Extract all records. Keep each one exact.

[Saved entries]
** start **

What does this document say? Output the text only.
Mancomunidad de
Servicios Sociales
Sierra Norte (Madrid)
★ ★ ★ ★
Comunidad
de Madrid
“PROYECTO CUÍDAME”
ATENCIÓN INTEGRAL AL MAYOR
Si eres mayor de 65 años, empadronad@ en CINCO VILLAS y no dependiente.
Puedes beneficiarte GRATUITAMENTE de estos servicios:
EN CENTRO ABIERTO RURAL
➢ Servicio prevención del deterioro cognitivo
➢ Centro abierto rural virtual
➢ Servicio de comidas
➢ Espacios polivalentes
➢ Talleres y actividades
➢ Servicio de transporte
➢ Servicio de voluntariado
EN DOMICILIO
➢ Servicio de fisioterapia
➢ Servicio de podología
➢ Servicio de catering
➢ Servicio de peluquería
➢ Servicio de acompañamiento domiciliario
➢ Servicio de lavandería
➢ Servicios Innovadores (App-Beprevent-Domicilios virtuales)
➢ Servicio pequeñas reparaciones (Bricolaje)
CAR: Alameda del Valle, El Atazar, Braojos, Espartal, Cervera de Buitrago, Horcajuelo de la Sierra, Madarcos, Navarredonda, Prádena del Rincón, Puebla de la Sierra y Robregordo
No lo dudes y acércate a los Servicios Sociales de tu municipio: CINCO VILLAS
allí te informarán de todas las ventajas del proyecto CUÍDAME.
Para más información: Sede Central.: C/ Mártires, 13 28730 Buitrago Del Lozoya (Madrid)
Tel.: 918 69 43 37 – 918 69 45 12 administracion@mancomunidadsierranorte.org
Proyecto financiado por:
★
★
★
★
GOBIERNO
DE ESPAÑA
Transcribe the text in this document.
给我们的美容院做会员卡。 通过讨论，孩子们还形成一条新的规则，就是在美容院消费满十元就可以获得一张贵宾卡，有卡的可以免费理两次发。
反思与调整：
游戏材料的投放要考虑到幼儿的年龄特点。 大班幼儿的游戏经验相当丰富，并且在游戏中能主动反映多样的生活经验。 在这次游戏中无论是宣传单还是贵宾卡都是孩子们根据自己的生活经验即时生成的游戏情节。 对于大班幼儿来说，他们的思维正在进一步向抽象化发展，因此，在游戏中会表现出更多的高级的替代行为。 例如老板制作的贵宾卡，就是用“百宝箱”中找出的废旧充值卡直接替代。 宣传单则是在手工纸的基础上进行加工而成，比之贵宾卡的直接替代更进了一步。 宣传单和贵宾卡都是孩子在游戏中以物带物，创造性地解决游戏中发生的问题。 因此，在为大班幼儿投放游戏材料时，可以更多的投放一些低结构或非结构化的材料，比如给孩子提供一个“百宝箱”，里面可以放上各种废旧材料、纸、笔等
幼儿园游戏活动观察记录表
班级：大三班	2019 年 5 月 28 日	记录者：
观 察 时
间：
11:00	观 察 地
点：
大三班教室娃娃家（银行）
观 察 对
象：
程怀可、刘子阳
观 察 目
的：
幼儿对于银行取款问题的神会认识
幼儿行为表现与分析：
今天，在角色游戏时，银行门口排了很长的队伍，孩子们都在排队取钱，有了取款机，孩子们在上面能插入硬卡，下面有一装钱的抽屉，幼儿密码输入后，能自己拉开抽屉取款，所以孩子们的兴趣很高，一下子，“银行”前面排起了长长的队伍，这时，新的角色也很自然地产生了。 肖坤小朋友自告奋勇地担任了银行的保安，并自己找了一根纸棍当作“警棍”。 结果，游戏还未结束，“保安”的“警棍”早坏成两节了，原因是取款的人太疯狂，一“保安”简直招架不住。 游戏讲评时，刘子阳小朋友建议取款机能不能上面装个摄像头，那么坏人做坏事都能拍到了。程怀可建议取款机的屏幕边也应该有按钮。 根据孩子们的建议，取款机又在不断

** end **

FULL ANSWER:
What does this document say? Output the text only.
Mancomunidad de
Servicios Sociales
Sierra Norte (Madrid)
★ ★ ★ ★
Comunidad
de Madrid
“PROYECTO CUÍDAME”
ATENCIÓN INTEGRAL AL MAYOR
Si eres mayor de 65 años, empadronad@ en CINCO VILLAS y no dependiente.
Puedes beneficiarte GRATUITAMENTE de estos servicios:
EN CENTRO ABIERTO RURAL
➢ Servicio prevención del deterioro cognitivo
➢ Centro abierto rural virtual
➢ Servicio de comidas
➢ Espacios polivalentes
➢ Talleres y actividades
➢ Servicio de transporte
➢ Servicio de voluntariado
EN DOMICILIO
➢ Servicio de fisioterapia
➢ Servicio de podología
➢ Servicio de catering
➢ Servicio de peluquería
➢ Servicio de acompañamiento domiciliario
➢ Servicio de lavandería
➢ Servicios Innovadores (App-Beprevent-Domicilios virtuales)
➢ Servicio pequeñas reparaciones (Bricolaje)
CAR: Alameda del Valle, El Atazar, Braojos, Espartal, Cervera de Buitrago, Horcajuelo de la Sierra, Madarcos, Navarredonda, Prádena del Rincón, Puebla de la Sierra y Robregordo
No lo dudes y acércate a los Servicios Sociales de tu municipio: CINCO VILLAS
allí te informarán de todas las ventajas del proyecto CUÍDAME.
Para más información: Sede Central.: C/ Mártires, 13 28730 Buitrago Del Lozoya (Madrid)
Tel.: 918 69 43 37 – 918 69 45 12 administracion@mancomunidadsierranorte.org
Proyecto financiado por:
★
★
★
★
GOBIERNO
DE ESPAÑA
Transcribe the text in this document.
给我们的美容院做会员卡。 通过讨论，孩子们还形成一条新的规则，就是在美容院消费满十元就可以获得一张贵宾卡，有卡的可以免费理两次发。
反思与调整：
游戏材料的投放要考虑到幼儿的年龄特点。 大班幼儿的游戏经验相当丰富，并且在游戏中能主动反映多样的生活经验。 在这次游戏中无论是宣传单还是贵宾卡都是孩子们根据自己的生活经验即时生成的游戏情节。 对于大班幼儿来说，他们的思维正在进一步向抽象化发展，因此，在游戏中会表现出更多的高级的替代行为。 例如老板制作的贵宾卡，就是用“百宝箱”中找出的废旧充值卡直接替代。 宣传单则是在手工纸的基础上进行加工而成，比之贵宾卡的直接替代更进了一步。 宣传单和贵宾卡都是孩子在游戏中以物带物，创造性地解决游戏中发生的问题。 因此，在为大班幼儿投放游戏材料时，可以更多的投放一些低结构或非结构化的材料，比如给孩子提供一个“百宝箱”，里面可以放上各种废旧材料、纸、笔等
幼儿园游戏活动观察记录表
班级：大三班	2019 年 5 月 28 日	记录者：
观 察 时
间：
11:00	观 察 地
点：
大三班教室娃娃家（银行）
观 察 对
象：
程怀可、刘子阳
观 察 目
的：
幼儿对于银行取款问题的神会认识
幼儿行为表现与分析：
今天，在角色游戏时，银行门口排了很长的队伍，孩子们都在排队取钱，有了取款机，孩子们在上面能插入硬卡，下面有一装钱的抽屉，幼儿密码输入后，能自己拉开抽屉取款，所以孩子们的兴趣很高，一下子，“银行”前面排起了长长的队伍，这时，新的角色也很自然地产生了。 肖坤小朋友自告奋勇地担任了银行的保安，并自己找了一根纸棍当作“警棍”。 结果，游戏还未结束，“保安”的“警棍”早坏成两节了，原因是取款的人太疯狂，一“保安”简直招架不住。 游戏讲评时，刘子阳小朋友建议取款机能不能上面装个摄像头，那么坏人做坏事都能拍到了。程怀可建议取款机的屏幕边也应该有按钮。 根据孩子们的建议，取款机又在不断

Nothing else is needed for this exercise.